▸ **DATA LISTING**
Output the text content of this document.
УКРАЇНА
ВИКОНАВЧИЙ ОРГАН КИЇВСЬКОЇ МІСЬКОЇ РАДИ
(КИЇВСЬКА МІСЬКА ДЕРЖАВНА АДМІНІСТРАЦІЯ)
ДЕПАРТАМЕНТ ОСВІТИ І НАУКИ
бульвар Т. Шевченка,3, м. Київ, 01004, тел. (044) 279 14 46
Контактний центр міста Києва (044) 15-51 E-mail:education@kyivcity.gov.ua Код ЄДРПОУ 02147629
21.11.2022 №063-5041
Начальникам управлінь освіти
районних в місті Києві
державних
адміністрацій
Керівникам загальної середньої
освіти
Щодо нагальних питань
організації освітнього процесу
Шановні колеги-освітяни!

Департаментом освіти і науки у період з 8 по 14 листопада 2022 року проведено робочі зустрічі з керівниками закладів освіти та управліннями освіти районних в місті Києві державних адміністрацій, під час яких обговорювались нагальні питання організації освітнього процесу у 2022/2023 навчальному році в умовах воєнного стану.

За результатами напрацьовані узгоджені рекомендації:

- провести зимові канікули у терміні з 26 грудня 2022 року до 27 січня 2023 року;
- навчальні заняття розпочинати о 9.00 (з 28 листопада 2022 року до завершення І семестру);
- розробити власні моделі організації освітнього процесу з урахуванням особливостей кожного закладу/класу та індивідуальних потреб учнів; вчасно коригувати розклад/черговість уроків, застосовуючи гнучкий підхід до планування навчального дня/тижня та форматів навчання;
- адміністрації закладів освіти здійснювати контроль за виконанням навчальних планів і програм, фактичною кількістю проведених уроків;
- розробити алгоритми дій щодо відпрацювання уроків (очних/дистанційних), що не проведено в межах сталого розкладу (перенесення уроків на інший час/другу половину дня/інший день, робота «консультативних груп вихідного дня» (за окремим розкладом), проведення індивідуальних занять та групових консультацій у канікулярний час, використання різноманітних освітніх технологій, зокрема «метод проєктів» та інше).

▸ **PROBLEM TO WORK ON**
Copy the material above, line for line.

▸ **RESULT OF THIS EXERCISE**
Output the text content of this document.
УКРАЇНА
ВИКОНАВЧИЙ ОРГАН КИЇВСЬКОЇ МІСЬКОЇ РАДИ
(КИЇВСЬКА МІСЬКА ДЕРЖАВНА АДМІНІСТРАЦІЯ)
ДЕПАРТАМЕНТ ОСВІТИ І НАУКИ
бульвар Т. Шевченка,3, м. Київ, 01004, тел. (044) 279 14 46
Контактний центр міста Києва (044) 15-51 E-mail:education@kyivcity.gov.ua Код ЄДРПОУ 02147629
21.11.2022 №063-5041
Начальникам управлінь освіти
районних в місті Києві
державних
адміністрацій
Керівникам загальної середньої
освіти
Щодо нагальних питань
організації освітнього процесу
Шановні колеги-освітяни!

Департаментом освіти і науки у період з 8 по 14 листопада 2022 року проведено робочі зустрічі з керівниками закладів освіти та управліннями освіти районних в місті Києві державних адміністрацій, під час яких обговорювались нагальні питання організації освітнього процесу у 2022/2023 навчальному році в умовах воєнного стану.

За результатами напрацьовані узгоджені рекомендації:

- провести зимові канікули у терміні з 26 грудня 2022 року до 27 січня 2023 року;
- навчальні заняття розпочинати о 9.00 (з 28 листопада 2022 року до завершення І семестру);
- розробити власні моделі організації освітнього процесу з урахуванням особливостей кожного закладу/класу та індивідуальних потреб учнів; вчасно коригувати розклад/черговість уроків, застосовуючи гнучкий підхід до планування навчального дня/тижня та форматів навчання;
- адміністрації закладів освіти здійснювати контроль за виконанням навчальних планів і програм, фактичною кількістю проведених уроків;
- розробити алгоритми дій щодо відпрацювання уроків (очних/дистанційних), що не проведено в межах сталого розкладу (перенесення уроків на інший час/другу половину дня/інший день, робота «консультативних груп вихідного дня» (за окремим розкладом), проведення індивідуальних занять та групових консультацій у канікулярний час, використання різноманітних освітніх технологій, зокрема «метод проєктів» та інше).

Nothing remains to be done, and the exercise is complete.